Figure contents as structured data
┌────────
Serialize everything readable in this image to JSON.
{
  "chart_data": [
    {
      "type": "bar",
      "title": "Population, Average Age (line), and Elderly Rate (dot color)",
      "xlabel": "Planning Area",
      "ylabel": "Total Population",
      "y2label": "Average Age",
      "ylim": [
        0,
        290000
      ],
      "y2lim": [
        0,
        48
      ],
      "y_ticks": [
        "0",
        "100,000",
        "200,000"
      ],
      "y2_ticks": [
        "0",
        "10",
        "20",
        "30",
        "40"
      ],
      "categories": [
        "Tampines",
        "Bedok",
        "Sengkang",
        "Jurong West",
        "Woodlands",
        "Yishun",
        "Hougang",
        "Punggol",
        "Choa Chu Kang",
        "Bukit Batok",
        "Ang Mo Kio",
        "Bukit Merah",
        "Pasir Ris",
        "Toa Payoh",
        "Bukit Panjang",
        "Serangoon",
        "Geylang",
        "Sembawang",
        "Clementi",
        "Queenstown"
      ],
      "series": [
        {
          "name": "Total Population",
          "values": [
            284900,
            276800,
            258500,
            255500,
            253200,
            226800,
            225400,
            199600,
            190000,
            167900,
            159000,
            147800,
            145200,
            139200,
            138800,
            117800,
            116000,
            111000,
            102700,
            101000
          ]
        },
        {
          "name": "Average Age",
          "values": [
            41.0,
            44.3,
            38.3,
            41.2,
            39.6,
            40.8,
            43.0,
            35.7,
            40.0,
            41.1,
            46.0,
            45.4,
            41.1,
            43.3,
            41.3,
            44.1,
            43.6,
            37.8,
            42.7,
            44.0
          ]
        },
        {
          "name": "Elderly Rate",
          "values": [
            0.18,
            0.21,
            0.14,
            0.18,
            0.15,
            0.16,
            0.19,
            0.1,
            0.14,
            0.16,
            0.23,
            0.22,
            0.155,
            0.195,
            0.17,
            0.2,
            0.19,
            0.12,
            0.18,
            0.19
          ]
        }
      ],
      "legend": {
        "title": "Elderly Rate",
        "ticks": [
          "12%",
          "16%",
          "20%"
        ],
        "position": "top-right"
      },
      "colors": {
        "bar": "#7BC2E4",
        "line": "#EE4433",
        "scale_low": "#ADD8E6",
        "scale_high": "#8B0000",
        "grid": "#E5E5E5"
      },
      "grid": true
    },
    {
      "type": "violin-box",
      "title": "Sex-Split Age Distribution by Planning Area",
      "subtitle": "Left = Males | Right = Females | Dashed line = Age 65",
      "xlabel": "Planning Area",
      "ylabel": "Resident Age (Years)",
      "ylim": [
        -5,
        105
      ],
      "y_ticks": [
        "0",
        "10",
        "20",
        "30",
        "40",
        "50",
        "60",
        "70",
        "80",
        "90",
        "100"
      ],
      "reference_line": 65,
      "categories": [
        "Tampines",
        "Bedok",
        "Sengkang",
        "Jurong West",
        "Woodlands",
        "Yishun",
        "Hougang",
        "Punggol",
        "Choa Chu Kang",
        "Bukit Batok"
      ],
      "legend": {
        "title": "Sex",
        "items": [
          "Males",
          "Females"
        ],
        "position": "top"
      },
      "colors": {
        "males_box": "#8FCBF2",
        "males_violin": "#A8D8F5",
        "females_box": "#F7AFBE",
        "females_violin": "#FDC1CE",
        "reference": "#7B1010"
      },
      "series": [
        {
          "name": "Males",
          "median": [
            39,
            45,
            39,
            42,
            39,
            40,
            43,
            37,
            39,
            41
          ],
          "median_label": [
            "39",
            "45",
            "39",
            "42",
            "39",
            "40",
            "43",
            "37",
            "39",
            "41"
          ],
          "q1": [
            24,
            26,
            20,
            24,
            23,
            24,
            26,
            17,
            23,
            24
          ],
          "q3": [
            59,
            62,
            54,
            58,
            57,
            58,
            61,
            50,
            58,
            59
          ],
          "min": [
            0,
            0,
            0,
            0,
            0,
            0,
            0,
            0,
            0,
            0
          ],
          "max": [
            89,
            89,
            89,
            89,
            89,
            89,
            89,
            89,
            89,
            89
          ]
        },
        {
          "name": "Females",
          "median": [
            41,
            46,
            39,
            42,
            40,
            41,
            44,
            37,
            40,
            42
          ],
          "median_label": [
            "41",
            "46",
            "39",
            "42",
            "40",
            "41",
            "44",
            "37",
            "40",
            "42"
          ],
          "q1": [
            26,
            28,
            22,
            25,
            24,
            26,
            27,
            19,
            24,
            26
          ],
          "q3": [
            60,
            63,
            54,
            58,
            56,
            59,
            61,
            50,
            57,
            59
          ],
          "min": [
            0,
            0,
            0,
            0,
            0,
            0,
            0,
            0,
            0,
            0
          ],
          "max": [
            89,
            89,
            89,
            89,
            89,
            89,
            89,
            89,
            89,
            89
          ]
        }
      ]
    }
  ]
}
└────────
Exercise objective:
Your task is to repeat every line exactly.

Finished answer:
Serialize everything readable in this image to JSON.
{
  "chart_data": [
    {
      "type": "bar",
      "title": "Population, Average Age (line), and Elderly Rate (dot color)",
      "xlabel": "Planning Area",
      "ylabel": "Total Population",
      "y2label": "Average Age",
      "ylim": [
        0,
        290000
      ],
      "y2lim": [
        0,
        48
      ],
      "y_ticks": [
        "0",
        "100,000",
        "200,000"
      ],
      "y2_ticks": [
        "0",
        "10",
        "20",
        "30",
        "40"
      ],
      "categories": [
        "Tampines",
        "Bedok",
        "Sengkang",
        "Jurong West",
        "Woodlands",
        "Yishun",
        "Hougang",
        "Punggol",
        "Choa Chu Kang",
        "Bukit Batok",
        "Ang Mo Kio",
        "Bukit Merah",
        "Pasir Ris",
        "Toa Payoh",
        "Bukit Panjang",
        "Serangoon",
        "Geylang",
        "Sembawang",
        "Clementi",
        "Queenstown"
      ],
      "series": [
        {
          "name": "Total Population",
          "values": [
            284900,
            276800,
            258500,
            255500,
            253200,
            226800,
            225400,
            199600,
            190000,
            167900,
            159000,
            147800,
            145200,
            139200,
            138800,
            117800,
            116000,
            111000,
            102700,
            101000
          ]
        },
        {
          "name": "Average Age",
          "values": [
            41.0,
            44.3,
            38.3,
            41.2,
            39.6,
            40.8,
            43.0,
            35.7,
            40.0,
            41.1,
            46.0,
            45.4,
            41.1,
            43.3,
            41.3,
            44.1,
            43.6,
            37.8,
            42.7,
            44.0
          ]
        },
        {
          "name": "Elderly Rate",
          "values": [
            0.18,
            0.21,
            0.14,
            0.18,
            0.15,
            0.16,
            0.19,
            0.1,
            0.14,
            0.16,
            0.23,
            0.22,
            0.155,
            0.195,
            0.17,
            0.2,
            0.19,
            0.12,
            0.18,
            0.19
          ]
        }
      ],
      "legend": {
        "title": "Elderly Rate",
        "ticks": [
          "12%",
          "16%",
          "20%"
        ],
        "position": "top-right"
      },
      "colors": {
        "bar": "#7BC2E4",
        "line": "#EE4433",
        "scale_low": "#ADD8E6",
        "scale_high": "#8B0000",
        "grid": "#E5E5E5"
      },
      "grid": true
    },
    {
      "type": "violin-box",
      "title": "Sex-Split Age Distribution by Planning Area",
      "subtitle": "Left = Males | Right = Females | Dashed line = Age 65",
      "xlabel": "Planning Area",
      "ylabel": "Resident Age (Years)",
      "ylim": [
        -5,
        105
      ],
      "y_ticks": [
        "0",
        "10",
        "20",
        "30",
        "40",
        "50",
        "60",
        "70",
        "80",
        "90",
        "100"
      ],
      "reference_line": 65,
      "categories": [
        "Tampines",
        "Bedok",
        "Sengkang",
        "Jurong West",
        "Woodlands",
        "Yishun",
        "Hougang",
        "Punggol",
        "Choa Chu Kang",
        "Bukit Batok"
      ],
      "legend": {
        "title": "Sex",
        "items": [
          "Males",
          "Females"
        ],
        "position": "top"
      },
      "colors": {
        "males_box": "#8FCBF2",
        "males_violin": "#A8D8F5",
        "females_box": "#F7AFBE",
        "females_violin": "#FDC1CE",
        "reference": "#7B1010"
      },
      "series": [
        {
          "name": "Males",
          "median": [
            39,
            45,
            39,
            42,
            39,
            40,
            43,
            37,
            39,
            41
          ],
          "median_label": [
            "39",
            "45",
            "39",
            "42",
            "39",
            "40",
            "43",
            "37",
            "39",
            "41"
          ],
          "q1": [
            24,
            26,
            20,
            24,
            23,
            24,
            26,
            17,
            23,
            24
          ],
          "q3": [
            59,
            62,
            54,
            58,
            57,
            58,
            61,
            50,
            58,
            59
          ],
          "min": [
            0,
            0,
            0,
            0,
            0,
            0,
            0,
            0,
            0,
            0
          ],
          "max": [
            89,
            89,
            89,
            89,
            89,
            89,
            89,
            89,
            89,
            89
          ]
        },
        {
          "name": "Females",
          "median": [
            41,
            46,
            39,
            42,
            40,
            41,
            44,
            37,
            40,
            42
          ],
          "median_label": [
            "41",
            "46",
            "39",
            "42",
            "40",
            "41",
            "44",
            "37",
            "40",
            "42"
          ],
          "q1": [
            26,
            28,
            22,
            25,
            24,
            26,
            27,
            19,
            24,
            26
          ],
          "q3": [
            60,
            63,
            54,
            58,
            56,
            59,
            61,
            50,
            57,
            59
          ],
          "min": [
            0,
            0,
            0,
            0,
            0,
            0,
            0,
            0,
            0,
            0
          ],
          "max": [
            89,
            89,
            89,
            89,
            89,
            89,
            89,
            89,
            89,
            89
          ]
        }
      ]
    }
  ]
}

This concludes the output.